WHAT YOU HAVE TO DO:
Where the word "Photoshop" occurs in a line, return that line.
begin RECORD SET
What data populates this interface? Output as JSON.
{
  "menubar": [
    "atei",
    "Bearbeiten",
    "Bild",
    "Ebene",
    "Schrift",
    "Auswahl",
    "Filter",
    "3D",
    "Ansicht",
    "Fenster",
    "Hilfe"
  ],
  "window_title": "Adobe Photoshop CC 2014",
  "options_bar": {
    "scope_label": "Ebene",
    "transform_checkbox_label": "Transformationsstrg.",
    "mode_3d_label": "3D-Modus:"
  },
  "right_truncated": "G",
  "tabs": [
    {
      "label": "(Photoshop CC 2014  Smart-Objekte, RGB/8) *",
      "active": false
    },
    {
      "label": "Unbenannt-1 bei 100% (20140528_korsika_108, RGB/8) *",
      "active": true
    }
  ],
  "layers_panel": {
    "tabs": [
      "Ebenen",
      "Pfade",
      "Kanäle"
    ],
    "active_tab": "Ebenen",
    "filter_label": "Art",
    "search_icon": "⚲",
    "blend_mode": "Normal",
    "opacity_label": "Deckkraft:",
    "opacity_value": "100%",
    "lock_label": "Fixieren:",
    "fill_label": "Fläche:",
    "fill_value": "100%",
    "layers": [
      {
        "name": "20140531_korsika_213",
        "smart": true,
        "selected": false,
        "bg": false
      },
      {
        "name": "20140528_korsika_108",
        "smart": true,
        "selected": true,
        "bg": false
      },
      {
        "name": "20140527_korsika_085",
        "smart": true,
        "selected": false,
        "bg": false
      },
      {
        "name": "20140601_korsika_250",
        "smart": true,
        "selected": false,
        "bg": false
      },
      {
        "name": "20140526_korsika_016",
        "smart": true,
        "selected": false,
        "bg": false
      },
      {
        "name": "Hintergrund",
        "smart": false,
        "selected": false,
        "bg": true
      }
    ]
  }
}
end RECORD SET
begin RECORD SET
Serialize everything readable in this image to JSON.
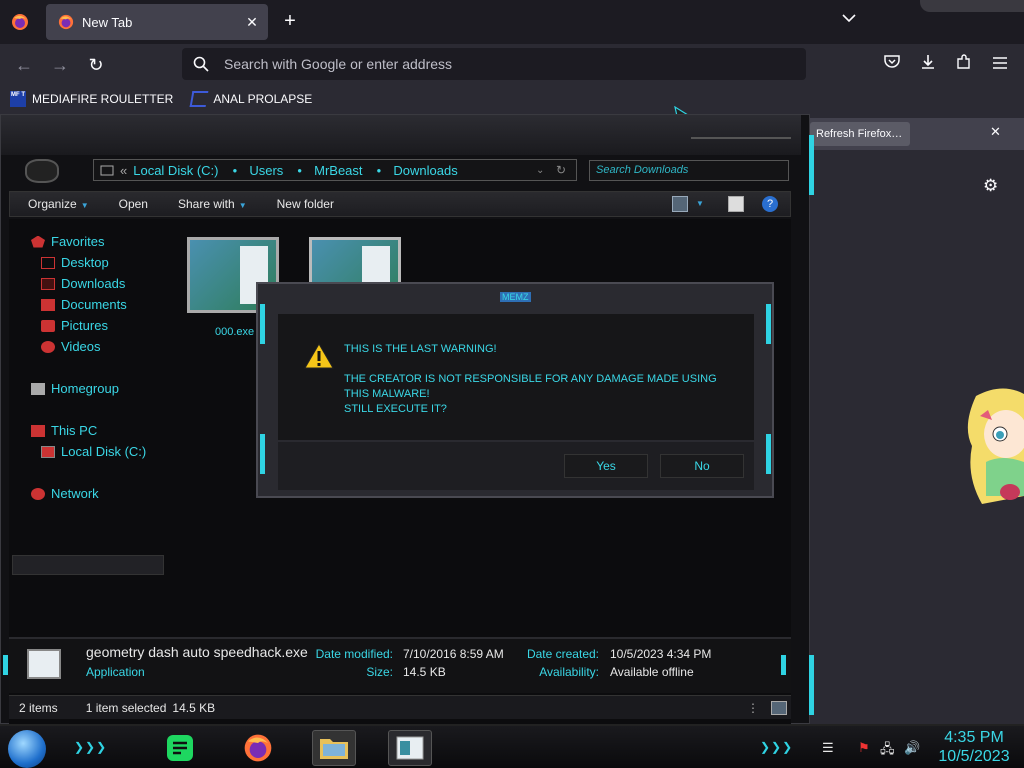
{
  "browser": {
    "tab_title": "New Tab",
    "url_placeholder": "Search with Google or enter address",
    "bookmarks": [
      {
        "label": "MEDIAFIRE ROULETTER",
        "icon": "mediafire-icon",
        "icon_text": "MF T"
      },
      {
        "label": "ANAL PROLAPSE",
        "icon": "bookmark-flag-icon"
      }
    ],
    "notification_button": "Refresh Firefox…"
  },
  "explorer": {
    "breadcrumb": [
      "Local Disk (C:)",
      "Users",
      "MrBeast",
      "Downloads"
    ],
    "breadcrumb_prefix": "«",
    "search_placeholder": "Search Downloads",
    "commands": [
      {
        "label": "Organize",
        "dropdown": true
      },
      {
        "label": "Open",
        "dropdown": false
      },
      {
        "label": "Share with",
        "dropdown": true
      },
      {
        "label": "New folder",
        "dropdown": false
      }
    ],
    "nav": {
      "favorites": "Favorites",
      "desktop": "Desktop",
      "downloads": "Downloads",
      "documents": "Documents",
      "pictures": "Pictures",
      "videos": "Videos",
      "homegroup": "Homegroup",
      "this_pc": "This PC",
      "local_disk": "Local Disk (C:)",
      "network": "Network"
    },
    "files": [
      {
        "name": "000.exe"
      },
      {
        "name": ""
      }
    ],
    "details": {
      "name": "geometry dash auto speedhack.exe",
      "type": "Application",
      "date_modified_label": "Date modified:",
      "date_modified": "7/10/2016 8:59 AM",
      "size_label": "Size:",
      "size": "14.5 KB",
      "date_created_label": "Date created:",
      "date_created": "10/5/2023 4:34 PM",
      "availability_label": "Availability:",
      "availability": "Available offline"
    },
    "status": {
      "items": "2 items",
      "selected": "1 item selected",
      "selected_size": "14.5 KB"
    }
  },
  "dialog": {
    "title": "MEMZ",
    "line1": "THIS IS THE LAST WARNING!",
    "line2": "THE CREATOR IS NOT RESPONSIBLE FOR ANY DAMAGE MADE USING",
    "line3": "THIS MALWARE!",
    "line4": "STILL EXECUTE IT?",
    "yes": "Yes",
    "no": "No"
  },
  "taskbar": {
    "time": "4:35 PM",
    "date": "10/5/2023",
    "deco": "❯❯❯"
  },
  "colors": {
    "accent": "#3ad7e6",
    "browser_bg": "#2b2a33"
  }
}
end RECORD SET
begin RECORD SET
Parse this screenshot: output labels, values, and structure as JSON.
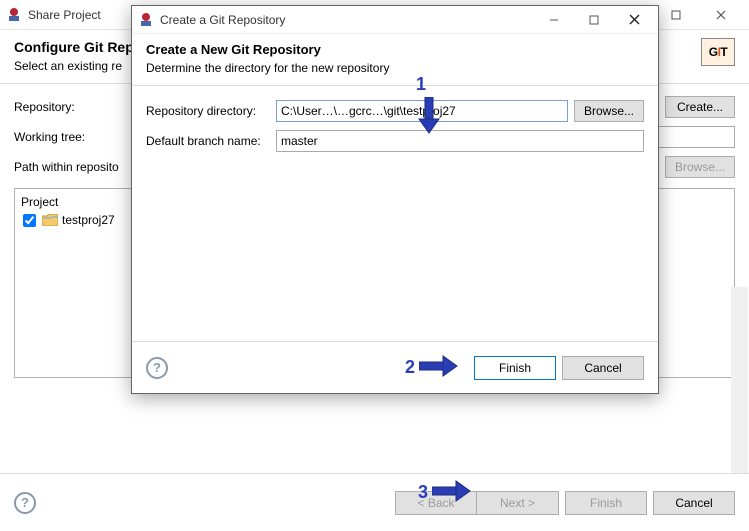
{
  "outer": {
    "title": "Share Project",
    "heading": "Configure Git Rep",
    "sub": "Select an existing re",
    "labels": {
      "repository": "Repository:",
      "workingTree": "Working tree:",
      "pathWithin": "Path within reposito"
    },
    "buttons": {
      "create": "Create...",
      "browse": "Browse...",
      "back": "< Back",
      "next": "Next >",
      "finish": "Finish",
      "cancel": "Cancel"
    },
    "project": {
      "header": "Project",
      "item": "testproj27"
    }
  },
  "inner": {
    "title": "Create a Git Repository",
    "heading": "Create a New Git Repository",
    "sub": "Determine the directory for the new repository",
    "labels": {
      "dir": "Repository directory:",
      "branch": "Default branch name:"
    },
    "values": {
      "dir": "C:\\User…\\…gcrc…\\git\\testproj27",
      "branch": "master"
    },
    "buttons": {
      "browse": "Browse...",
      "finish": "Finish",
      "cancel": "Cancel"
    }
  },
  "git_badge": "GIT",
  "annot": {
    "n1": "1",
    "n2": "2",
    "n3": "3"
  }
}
end RECORD SET
OUTPUT OF THE EXERCISE:
  "window_title": "Adobe Photoshop CC 2014",
      "label": "(Photoshop CC 2014  Smart-Objekte, RGB/8) *",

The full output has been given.